[Data supplied]
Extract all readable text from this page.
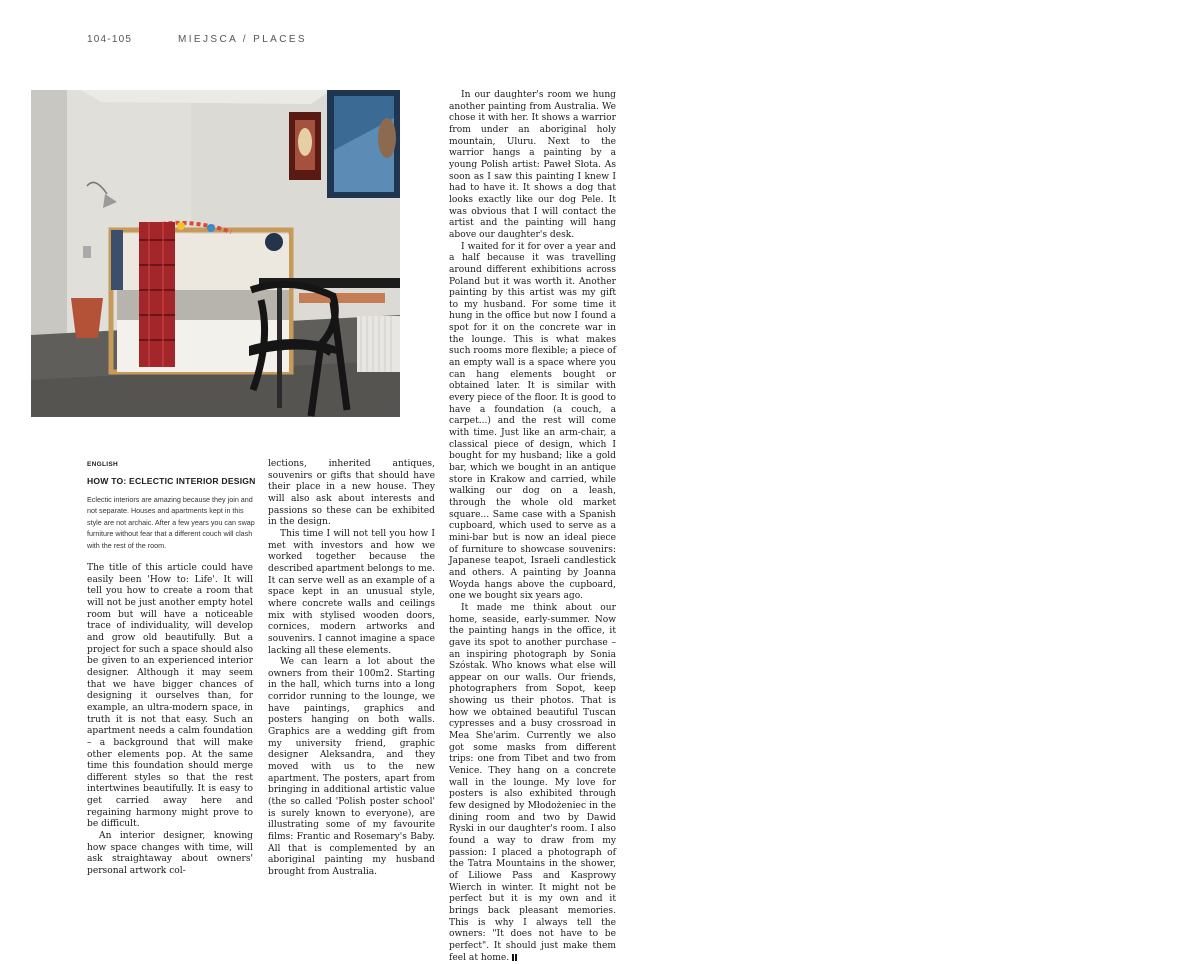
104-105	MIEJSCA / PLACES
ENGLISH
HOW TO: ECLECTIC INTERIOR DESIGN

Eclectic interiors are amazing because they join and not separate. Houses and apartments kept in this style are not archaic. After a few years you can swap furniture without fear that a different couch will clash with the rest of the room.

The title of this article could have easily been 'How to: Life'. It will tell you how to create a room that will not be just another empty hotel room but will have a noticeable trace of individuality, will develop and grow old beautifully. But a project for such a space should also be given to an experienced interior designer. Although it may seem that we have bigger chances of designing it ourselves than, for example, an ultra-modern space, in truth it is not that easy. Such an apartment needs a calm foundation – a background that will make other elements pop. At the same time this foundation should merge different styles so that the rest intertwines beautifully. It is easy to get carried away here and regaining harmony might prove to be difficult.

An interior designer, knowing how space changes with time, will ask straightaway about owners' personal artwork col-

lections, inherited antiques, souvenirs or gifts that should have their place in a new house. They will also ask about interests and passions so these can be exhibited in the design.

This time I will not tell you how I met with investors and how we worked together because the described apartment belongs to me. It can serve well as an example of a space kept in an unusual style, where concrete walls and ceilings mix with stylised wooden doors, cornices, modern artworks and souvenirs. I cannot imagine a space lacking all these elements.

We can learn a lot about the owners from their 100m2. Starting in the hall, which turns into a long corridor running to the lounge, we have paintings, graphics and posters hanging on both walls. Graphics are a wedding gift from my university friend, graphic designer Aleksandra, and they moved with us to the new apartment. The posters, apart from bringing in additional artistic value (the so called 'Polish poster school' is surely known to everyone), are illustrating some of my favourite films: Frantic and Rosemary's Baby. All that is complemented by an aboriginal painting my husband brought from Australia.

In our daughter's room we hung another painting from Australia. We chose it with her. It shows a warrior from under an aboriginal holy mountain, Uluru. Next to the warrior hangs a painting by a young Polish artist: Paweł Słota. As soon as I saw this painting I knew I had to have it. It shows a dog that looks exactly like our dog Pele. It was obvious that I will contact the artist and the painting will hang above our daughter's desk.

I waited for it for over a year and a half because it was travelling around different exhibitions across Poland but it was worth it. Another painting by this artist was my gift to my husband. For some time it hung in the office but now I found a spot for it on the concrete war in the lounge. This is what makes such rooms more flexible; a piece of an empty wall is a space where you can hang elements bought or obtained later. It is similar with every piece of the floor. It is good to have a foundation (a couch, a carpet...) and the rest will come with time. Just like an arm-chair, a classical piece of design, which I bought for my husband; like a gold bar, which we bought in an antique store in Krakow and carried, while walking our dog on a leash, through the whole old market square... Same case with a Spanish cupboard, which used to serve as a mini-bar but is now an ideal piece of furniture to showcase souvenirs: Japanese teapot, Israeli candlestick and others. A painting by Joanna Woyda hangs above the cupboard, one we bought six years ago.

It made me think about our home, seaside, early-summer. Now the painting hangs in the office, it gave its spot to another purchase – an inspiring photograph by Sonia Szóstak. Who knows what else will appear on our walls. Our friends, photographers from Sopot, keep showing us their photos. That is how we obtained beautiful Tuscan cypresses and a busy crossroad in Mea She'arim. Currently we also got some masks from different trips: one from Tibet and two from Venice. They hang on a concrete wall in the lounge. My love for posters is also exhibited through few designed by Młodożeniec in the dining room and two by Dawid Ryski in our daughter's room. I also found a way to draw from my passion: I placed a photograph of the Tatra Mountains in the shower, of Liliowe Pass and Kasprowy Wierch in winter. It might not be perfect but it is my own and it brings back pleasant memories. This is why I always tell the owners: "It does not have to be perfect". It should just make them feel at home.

[Aim of the exercise]
How many lines in the records above contain the word "these"? Reply with the number alone.

[Answer for this exercise]
2